[Start Text section]

At the heart of the Canadian plan is the Canadian Tech Growth Fund, a C$500 million fund (roughly US$360 million) created specifically to provide flexible growth capital and investment support for artificial intelligence startups. The proposal goes well beyond simply pumping money into the market. The government intends to act as a strategic investor, acquiring equity stakes in companies that show real growth potential and technological relevance to the country. That means, unlike traditional subsidies that vanish into the budget with no clear return, this model creates a long-term relationship between the Canadian state and the national innovation ecosystem — something few Western governments have dared to do so directly and systematically.

The government’s strategic document is explicit in citing international references to justify this approach. According to the official text, Canada needs to adopt policies similar to those of France, Japan, and now the United States, buying stakes in the best tech companies to cultivate and sustain their growth at home and abroad. The goal isn’t purely financial. The strategy aims to protect Canada’s AI supply chain and ensure that Canadians also share in the dividends of these companies’ success. It’s an investment philosophy that treats AI startups as strategic national assets, not just fleeting market opportunities.

[End Text section]

• Task statement:
Please continue the passage above on Canada's Tech Growth Fund, starting right after its final sentence.

[Start Provided data]

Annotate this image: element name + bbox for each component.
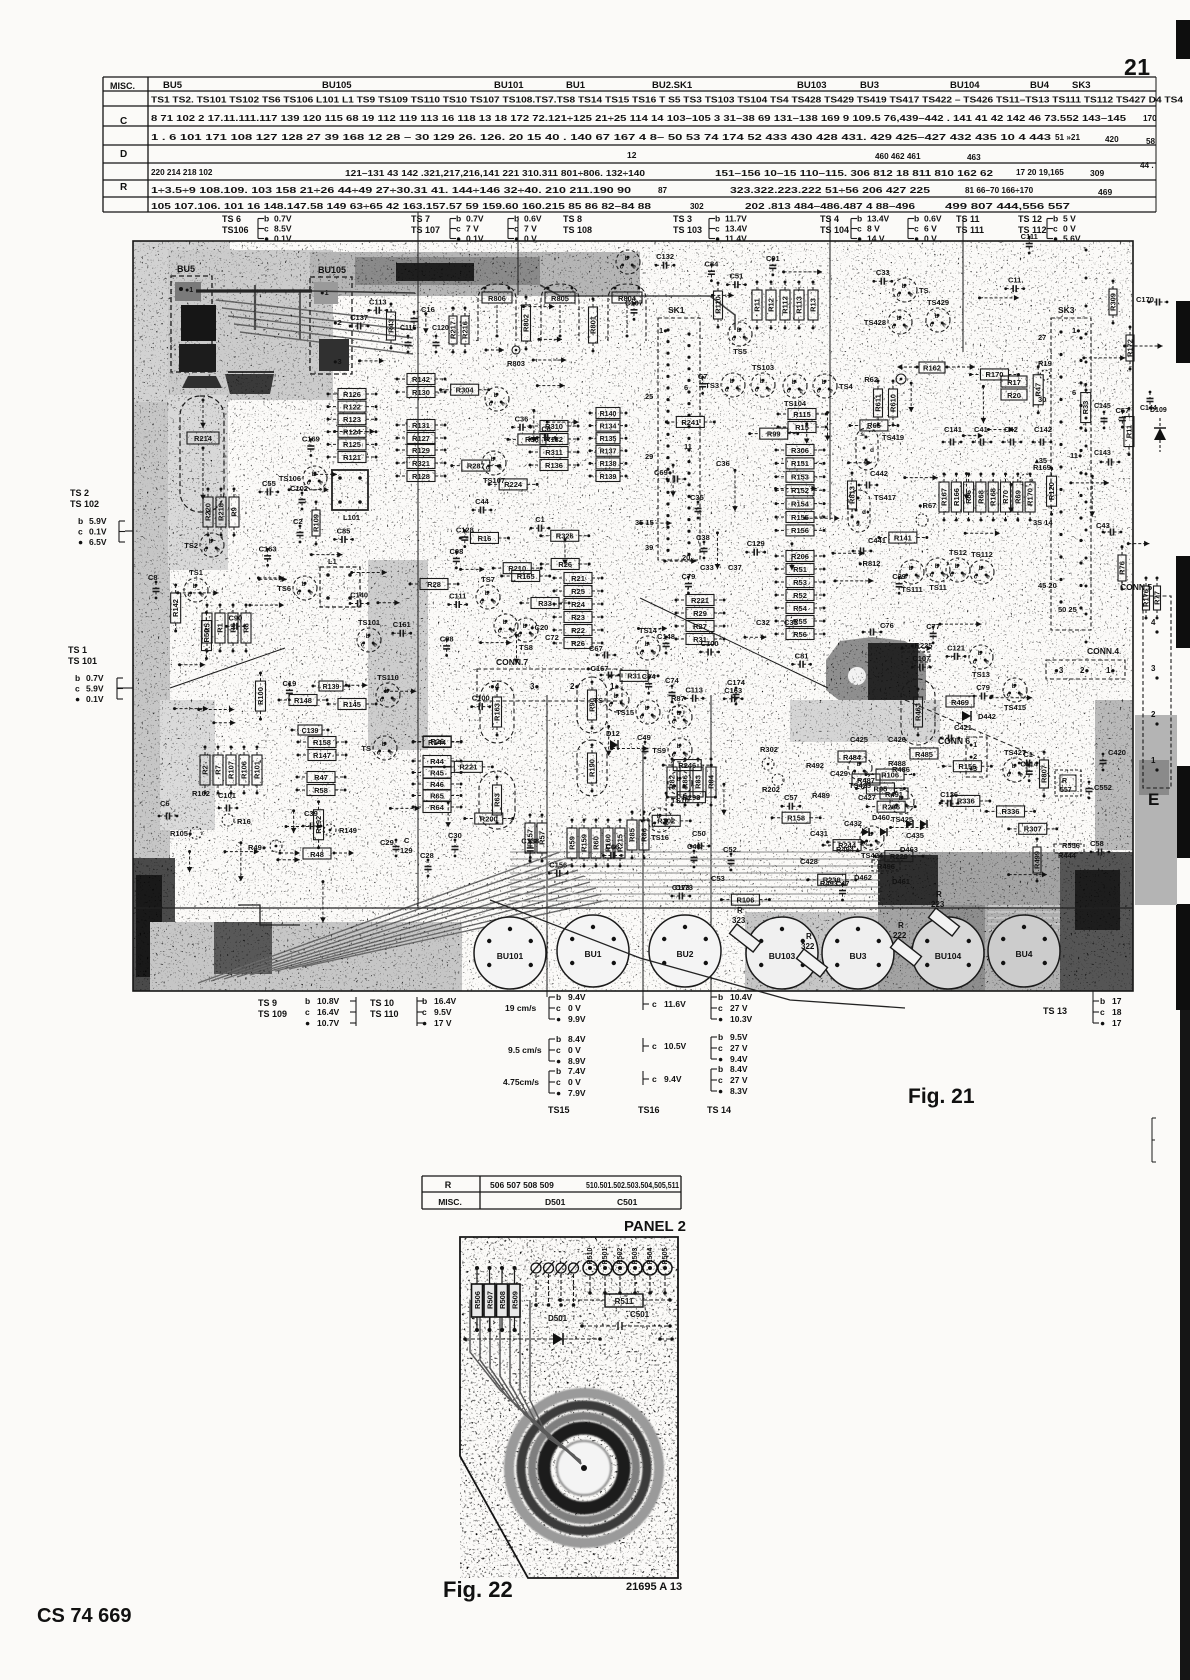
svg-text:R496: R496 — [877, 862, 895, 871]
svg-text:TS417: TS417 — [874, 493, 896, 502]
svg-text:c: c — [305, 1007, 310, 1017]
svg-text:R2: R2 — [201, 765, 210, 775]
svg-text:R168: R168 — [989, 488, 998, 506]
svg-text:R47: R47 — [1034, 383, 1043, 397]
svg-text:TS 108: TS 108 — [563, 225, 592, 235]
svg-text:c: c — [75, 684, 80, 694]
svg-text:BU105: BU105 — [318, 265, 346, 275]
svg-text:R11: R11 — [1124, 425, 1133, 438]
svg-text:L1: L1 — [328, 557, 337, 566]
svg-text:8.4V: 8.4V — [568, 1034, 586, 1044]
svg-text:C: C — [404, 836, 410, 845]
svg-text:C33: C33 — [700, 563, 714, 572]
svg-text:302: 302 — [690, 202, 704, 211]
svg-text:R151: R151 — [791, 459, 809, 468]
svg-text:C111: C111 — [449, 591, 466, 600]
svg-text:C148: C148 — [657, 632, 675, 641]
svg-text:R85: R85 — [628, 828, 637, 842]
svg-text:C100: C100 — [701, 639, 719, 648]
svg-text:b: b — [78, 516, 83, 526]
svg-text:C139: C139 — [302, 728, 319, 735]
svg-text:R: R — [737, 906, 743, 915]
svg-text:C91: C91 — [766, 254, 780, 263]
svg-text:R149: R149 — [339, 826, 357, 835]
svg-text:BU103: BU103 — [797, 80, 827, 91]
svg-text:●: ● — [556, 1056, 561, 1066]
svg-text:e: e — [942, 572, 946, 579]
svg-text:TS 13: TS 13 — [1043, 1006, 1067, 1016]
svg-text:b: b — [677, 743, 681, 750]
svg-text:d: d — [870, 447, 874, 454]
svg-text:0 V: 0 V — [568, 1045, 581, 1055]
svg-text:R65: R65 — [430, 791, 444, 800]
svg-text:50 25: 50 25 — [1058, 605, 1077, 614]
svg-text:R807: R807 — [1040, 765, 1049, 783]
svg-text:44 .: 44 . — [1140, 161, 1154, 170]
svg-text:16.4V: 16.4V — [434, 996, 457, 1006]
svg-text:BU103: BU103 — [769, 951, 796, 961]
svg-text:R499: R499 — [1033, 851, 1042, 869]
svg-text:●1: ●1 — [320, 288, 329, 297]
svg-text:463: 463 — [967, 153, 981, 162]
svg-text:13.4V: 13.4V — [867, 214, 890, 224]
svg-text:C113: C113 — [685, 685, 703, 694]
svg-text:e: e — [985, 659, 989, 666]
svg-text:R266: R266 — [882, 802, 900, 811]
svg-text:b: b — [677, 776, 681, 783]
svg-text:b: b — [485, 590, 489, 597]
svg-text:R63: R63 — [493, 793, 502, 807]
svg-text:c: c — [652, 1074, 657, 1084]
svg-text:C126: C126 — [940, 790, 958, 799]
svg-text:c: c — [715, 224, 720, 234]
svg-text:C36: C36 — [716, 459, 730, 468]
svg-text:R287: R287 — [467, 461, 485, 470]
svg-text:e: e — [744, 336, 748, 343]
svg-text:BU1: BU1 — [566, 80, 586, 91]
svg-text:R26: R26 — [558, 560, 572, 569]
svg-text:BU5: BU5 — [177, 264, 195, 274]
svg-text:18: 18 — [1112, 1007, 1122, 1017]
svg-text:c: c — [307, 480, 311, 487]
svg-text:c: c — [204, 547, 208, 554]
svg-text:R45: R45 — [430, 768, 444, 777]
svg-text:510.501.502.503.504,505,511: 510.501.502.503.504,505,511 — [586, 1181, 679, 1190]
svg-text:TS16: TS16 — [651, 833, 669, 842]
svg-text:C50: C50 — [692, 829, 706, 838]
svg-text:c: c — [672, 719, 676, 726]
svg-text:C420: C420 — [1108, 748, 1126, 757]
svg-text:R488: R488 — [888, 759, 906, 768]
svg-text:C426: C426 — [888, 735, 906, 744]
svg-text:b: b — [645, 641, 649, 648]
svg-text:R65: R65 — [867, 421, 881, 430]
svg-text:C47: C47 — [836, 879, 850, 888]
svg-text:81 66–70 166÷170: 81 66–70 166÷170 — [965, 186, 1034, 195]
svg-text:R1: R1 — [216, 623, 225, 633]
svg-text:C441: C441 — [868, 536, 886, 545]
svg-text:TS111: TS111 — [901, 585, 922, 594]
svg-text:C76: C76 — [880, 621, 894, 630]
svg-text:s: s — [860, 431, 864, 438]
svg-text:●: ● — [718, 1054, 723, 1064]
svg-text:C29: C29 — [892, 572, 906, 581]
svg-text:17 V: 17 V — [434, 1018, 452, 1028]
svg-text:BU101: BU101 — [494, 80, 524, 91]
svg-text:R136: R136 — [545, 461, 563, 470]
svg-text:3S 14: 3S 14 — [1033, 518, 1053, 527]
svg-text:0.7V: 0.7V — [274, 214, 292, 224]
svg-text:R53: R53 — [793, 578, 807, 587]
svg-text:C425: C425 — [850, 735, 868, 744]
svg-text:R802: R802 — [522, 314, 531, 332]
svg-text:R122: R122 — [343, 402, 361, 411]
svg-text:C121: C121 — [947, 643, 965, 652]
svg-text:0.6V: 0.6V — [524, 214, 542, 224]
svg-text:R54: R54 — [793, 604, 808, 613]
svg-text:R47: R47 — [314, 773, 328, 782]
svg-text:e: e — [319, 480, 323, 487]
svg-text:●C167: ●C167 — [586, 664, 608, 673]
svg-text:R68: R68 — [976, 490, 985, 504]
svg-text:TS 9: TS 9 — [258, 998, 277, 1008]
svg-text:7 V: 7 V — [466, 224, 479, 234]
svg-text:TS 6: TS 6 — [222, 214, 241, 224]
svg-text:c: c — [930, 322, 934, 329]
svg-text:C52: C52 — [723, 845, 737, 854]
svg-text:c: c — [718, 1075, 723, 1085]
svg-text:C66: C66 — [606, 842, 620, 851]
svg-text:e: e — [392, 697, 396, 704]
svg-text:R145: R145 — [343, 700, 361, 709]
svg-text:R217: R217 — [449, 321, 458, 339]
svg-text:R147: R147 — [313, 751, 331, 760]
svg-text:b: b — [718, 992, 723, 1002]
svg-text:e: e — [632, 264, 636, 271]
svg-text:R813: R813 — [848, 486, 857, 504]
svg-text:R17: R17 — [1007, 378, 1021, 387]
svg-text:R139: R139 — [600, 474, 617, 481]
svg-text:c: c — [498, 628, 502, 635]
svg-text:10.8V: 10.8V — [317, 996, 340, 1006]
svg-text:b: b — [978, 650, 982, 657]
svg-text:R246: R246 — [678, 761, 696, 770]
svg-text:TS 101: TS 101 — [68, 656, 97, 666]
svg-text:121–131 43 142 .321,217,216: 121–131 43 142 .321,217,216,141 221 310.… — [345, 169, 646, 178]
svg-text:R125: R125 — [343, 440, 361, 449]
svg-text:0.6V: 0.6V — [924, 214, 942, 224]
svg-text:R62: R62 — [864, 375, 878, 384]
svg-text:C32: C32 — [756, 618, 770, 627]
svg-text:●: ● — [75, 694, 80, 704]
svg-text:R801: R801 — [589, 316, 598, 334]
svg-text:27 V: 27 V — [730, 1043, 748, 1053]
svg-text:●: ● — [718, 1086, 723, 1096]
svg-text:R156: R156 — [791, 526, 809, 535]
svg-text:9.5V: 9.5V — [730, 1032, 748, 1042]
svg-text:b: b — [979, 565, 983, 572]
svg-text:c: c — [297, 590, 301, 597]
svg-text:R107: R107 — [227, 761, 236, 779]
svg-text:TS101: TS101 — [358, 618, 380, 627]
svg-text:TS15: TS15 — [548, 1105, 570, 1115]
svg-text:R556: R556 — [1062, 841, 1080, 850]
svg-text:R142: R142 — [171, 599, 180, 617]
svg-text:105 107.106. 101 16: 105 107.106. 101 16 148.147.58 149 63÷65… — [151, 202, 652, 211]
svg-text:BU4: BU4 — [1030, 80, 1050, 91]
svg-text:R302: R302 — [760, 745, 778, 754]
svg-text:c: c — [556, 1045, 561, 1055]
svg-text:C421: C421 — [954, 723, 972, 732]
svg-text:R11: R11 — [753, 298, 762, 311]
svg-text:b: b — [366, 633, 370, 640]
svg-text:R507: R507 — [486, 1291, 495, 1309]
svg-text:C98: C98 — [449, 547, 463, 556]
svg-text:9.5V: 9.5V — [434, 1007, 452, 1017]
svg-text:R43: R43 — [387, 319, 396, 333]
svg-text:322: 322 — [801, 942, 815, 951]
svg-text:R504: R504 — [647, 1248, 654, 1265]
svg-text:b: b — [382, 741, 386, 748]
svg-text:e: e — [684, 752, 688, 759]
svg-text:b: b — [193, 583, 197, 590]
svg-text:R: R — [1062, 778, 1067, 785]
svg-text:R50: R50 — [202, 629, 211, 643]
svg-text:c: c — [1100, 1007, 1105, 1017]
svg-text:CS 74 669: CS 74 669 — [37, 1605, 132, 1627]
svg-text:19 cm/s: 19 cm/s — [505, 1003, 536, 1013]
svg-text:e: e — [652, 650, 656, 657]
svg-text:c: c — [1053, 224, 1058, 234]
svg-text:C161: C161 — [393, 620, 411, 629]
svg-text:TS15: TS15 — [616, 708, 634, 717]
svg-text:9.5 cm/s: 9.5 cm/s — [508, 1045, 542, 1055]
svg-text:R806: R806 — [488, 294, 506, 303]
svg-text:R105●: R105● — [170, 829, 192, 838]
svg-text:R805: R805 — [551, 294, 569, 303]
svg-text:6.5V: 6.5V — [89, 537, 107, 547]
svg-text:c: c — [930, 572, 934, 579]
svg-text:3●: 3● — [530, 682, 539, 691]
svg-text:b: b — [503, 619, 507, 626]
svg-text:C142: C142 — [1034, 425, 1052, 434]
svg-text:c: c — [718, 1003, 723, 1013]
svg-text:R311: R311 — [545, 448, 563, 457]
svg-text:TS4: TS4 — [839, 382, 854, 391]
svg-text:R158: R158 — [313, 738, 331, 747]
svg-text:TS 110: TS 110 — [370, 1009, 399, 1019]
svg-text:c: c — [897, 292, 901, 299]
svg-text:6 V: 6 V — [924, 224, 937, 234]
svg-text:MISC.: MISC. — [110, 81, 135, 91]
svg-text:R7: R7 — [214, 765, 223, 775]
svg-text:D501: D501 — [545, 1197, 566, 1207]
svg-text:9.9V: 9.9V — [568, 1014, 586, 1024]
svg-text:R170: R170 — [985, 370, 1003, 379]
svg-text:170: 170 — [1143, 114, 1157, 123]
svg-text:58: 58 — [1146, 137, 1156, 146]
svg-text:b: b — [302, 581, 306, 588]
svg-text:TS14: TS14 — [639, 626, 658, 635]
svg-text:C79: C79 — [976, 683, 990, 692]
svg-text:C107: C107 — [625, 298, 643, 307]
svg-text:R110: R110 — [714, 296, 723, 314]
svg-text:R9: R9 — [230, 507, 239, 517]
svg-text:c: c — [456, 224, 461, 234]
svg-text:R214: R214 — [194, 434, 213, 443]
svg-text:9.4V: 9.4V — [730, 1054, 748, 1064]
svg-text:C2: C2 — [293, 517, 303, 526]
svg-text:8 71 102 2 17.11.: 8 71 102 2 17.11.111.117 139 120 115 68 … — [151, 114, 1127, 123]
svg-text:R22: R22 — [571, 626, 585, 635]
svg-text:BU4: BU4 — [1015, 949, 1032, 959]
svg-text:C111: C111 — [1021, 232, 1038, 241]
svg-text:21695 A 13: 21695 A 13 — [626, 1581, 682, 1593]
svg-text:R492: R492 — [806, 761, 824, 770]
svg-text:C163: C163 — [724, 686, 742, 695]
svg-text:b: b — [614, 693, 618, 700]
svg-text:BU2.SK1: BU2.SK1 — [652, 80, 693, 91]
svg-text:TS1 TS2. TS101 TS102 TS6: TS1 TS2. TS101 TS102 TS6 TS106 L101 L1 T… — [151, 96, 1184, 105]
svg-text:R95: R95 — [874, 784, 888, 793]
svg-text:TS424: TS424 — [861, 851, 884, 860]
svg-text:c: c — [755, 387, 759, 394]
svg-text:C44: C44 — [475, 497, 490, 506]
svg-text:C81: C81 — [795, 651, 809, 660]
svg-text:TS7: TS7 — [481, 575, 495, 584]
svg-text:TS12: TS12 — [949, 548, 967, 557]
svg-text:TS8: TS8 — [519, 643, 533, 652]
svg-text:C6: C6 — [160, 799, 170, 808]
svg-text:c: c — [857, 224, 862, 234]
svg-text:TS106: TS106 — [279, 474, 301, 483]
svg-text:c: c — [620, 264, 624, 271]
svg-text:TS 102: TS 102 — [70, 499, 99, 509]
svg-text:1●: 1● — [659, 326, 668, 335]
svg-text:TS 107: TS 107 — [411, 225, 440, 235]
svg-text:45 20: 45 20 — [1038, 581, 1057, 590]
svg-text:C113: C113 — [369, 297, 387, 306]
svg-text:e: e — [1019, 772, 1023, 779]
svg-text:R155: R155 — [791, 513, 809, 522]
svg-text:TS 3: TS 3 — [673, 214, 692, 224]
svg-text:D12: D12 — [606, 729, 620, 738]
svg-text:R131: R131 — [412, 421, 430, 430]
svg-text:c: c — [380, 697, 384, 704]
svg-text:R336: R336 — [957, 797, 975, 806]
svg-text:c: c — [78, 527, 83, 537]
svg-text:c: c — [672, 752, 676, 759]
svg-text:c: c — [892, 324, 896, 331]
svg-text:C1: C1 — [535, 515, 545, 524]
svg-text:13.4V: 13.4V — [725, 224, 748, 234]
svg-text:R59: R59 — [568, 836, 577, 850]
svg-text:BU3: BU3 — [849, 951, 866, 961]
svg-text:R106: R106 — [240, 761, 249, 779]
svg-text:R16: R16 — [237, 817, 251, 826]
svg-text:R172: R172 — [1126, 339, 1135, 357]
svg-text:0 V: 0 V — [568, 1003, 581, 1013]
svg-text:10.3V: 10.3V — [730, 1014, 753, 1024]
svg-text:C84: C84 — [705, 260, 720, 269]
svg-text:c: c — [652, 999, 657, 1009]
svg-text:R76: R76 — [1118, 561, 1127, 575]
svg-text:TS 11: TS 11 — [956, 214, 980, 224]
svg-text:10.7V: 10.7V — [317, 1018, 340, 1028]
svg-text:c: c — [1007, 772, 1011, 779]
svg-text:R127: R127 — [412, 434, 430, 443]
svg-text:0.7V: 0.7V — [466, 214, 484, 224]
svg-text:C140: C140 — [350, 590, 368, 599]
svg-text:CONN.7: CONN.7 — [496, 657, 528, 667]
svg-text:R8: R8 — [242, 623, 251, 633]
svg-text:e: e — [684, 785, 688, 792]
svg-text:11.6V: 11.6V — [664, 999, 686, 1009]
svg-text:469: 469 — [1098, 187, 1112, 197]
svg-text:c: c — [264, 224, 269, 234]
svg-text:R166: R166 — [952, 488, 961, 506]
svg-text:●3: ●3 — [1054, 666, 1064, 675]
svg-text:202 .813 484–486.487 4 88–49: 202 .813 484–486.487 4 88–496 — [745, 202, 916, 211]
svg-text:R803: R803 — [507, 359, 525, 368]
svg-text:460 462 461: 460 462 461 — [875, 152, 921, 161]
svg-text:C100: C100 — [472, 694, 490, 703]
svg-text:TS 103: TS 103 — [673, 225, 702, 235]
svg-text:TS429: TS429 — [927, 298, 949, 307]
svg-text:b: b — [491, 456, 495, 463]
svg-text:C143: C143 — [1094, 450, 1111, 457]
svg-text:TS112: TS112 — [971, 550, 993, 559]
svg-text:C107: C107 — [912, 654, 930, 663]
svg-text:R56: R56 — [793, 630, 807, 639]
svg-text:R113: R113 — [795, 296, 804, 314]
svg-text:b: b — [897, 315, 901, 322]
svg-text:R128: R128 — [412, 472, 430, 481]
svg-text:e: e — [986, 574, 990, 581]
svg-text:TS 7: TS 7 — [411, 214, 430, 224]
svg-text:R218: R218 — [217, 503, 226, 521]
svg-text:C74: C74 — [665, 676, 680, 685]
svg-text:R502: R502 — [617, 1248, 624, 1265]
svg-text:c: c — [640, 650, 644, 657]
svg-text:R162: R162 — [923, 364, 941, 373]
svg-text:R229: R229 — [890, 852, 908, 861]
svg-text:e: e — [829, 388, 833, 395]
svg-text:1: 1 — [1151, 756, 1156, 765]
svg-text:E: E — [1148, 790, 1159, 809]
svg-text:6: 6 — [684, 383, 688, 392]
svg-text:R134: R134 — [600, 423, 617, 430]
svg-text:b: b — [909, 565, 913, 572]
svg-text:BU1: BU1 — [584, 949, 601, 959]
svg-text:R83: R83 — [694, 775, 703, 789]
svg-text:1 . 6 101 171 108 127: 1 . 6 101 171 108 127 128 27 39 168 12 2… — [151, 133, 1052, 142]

[End Provided data]

• Task output:
For startups, this kind of funding carries value far beyond the capital itself. Having the government as a strategic partner opens doors to public contracts, lowers regulatory barriers, and boosts credibility with international private investors. In the tech ecosystem, reputation and market signaling matter a lot — and when a national government decides to back its own AI companies with direct equity stakes, the message to the global market is crystal clear: Canada is taking the race for AI leadership seriously. That attracts more capital, more talent, and more attention to the local ecosystem, creating a virtuous cycle that’s hard to ignore.

It’s worth remembering that Canada already has a solid tech foundation to support this bet. Cities like Toronto, Montreal, and Vancouver are already recognized as major AI research hubs, with top-tier universities, world-class research centers, and a community of researchers that includes names like Geoffrey Hinton, one of the pioneers of deep learning. The C$500 million fund, then, isn’t building from scratch — it’s accelerating something that already has structure, talent, and a track record. The difference now is that the government wants to make sure those results stay in Canada and generate value for the national economy, not just for foreign investors who scoop up promising companies before they have a chance to grow.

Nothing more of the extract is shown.